= SHORT PROBLEM =
Go through the records and give each one again exactly.

= ITEMS =
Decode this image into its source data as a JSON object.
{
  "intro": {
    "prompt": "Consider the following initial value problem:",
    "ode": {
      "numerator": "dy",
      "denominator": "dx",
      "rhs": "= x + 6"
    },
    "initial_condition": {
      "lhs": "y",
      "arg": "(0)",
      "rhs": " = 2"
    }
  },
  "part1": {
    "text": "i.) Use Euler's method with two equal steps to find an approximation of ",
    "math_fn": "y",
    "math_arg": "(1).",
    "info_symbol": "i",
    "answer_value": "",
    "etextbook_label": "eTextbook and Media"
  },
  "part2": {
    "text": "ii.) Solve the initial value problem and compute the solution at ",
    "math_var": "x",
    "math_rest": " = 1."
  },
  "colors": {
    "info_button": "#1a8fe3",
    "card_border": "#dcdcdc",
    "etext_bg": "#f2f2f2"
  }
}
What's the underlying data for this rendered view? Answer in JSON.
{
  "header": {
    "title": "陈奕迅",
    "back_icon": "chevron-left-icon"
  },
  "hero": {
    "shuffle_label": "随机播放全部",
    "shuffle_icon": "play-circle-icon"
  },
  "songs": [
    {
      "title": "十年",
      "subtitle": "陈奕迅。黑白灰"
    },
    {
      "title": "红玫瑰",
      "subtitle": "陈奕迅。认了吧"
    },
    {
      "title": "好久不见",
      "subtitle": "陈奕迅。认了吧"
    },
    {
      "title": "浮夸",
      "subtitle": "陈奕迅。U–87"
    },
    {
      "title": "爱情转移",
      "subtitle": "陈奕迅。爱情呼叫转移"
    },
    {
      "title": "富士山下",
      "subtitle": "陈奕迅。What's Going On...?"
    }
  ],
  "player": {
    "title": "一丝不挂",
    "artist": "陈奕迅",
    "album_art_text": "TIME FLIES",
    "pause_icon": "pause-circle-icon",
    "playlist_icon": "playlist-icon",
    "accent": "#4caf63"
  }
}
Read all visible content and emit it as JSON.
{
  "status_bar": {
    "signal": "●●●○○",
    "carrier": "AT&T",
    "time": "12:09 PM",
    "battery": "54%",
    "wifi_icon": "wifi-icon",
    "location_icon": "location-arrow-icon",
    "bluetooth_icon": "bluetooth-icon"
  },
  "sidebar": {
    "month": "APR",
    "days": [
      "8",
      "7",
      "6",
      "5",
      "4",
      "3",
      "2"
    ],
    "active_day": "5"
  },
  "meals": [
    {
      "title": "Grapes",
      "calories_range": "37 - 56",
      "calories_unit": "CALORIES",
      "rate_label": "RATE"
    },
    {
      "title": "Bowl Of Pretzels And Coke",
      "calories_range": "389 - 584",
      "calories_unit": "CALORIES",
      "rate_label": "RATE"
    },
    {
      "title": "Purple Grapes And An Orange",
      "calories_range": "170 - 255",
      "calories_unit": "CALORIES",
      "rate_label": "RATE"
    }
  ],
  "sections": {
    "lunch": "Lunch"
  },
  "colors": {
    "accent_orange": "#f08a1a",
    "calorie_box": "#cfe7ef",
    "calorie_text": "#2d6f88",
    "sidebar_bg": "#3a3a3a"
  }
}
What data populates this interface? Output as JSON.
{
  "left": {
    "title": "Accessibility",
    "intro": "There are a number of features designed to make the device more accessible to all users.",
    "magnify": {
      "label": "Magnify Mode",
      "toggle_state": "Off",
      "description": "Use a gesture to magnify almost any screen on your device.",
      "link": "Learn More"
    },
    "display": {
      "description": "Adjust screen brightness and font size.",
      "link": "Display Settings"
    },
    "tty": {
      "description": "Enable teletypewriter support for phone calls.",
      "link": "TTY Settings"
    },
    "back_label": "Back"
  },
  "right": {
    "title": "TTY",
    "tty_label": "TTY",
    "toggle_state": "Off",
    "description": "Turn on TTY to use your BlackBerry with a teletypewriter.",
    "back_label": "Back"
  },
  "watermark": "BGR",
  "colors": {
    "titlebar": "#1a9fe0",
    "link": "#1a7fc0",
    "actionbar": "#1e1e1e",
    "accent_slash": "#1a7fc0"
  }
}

= TASK RESULT =
Decode this image into its source data as a JSON object.
{
  "intro": {
    "prompt": "Consider the following initial value problem:",
    "ode": {
      "numerator": "dy",
      "denominator": "dx",
      "rhs": "= x + 6"
    },
    "initial_condition": {
      "lhs": "y",
      "arg": "(0)",
      "rhs": " = 2"
    }
  },
  "part1": {
    "text": "i.) Use Euler's method with two equal steps to find an approximation of ",
    "math_fn": "y",
    "math_arg": "(1).",
    "info_symbol": "i",
    "answer_value": "",
    "etextbook_label": "eTextbook and Media"
  },
  "part2": {
    "text": "ii.) Solve the initial value problem and compute the solution at ",
    "math_var": "x",
    "math_rest": " = 1."
  },
  "colors": {
    "info_button": "#1a8fe3",
    "card_border": "#dcdcdc",
    "etext_bg": "#f2f2f2"
  }
}
What's the underlying data for this rendered view? Answer in JSON.
{
  "header": {
    "title": "陈奕迅",
    "back_icon": "chevron-left-icon"
  },
  "hero": {
    "shuffle_label": "随机播放全部",
    "shuffle_icon": "play-circle-icon"
  },
  "songs": [
    {
      "title": "十年",
      "subtitle": "陈奕迅。黑白灰"
    },
    {
      "title": "红玫瑰",
      "subtitle": "陈奕迅。认了吧"
    },
    {
      "title": "好久不见",
      "subtitle": "陈奕迅。认了吧"
    },
    {
      "title": "浮夸",
      "subtitle": "陈奕迅。U–87"
    },
    {
      "title": "爱情转移",
      "subtitle": "陈奕迅。爱情呼叫转移"
    },
    {
      "title": "富士山下",
      "subtitle": "陈奕迅。What's Going On...?"
    }
  ],
  "player": {
    "title": "一丝不挂",
    "artist": "陈奕迅",
    "album_art_text": "TIME FLIES",
    "pause_icon": "pause-circle-icon",
    "playlist_icon": "playlist-icon",
    "accent": "#4caf63"
  }
}
Read all visible content and emit it as JSON.
{
  "status_bar": {
    "signal": "●●●○○",
    "carrier": "AT&T",
    "time": "12:09 PM",
    "battery": "54%",
    "wifi_icon": "wifi-icon",
    "location_icon": "location-arrow-icon",
    "bluetooth_icon": "bluetooth-icon"
  },
  "sidebar": {
    "month": "APR",
    "days": [
      "8",
      "7",
      "6",
      "5",
      "4",
      "3",
      "2"
    ],
    "active_day": "5"
  },
  "meals": [
    {
      "title": "Grapes",
      "calories_range": "37 - 56",
      "calories_unit": "CALORIES",
      "rate_label": "RATE"
    },
    {
      "title": "Bowl Of Pretzels And Coke",
      "calories_range": "389 - 584",
      "calories_unit": "CALORIES",
      "rate_label": "RATE"
    },
    {
      "title": "Purple Grapes And An Orange",
      "calories_range": "170 - 255",
      "calories_unit": "CALORIES",
      "rate_label": "RATE"
    }
  ],
  "sections": {
    "lunch": "Lunch"
  },
  "colors": {
    "accent_orange": "#f08a1a",
    "calorie_box": "#cfe7ef",
    "calorie_text": "#2d6f88",
    "sidebar_bg": "#3a3a3a"
  }
}
What data populates this interface? Output as JSON.
{
  "left": {
    "title": "Accessibility",
    "intro": "There are a number of features designed to make the device more accessible to all users.",
    "magnify": {
      "label": "Magnify Mode",
      "toggle_state": "Off",
      "description": "Use a gesture to magnify almost any screen on your device.",
      "link": "Learn More"
    },
    "display": {
      "description": "Adjust screen brightness and font size.",
      "link": "Display Settings"
    },
    "tty": {
      "description": "Enable teletypewriter support for phone calls.",
      "link": "TTY Settings"
    },
    "back_label": "Back"
  },
  "right": {
    "title": "TTY",
    "tty_label": "TTY",
    "toggle_state": "Off",
    "description": "Turn on TTY to use your BlackBerry with a teletypewriter.",
    "back_label": "Back"
  },
  "watermark": "BGR",
  "colors": {
    "titlebar": "#1a9fe0",
    "link": "#1a7fc0",
    "actionbar": "#1e1e1e",
    "accent_slash": "#1a7fc0"
  }
}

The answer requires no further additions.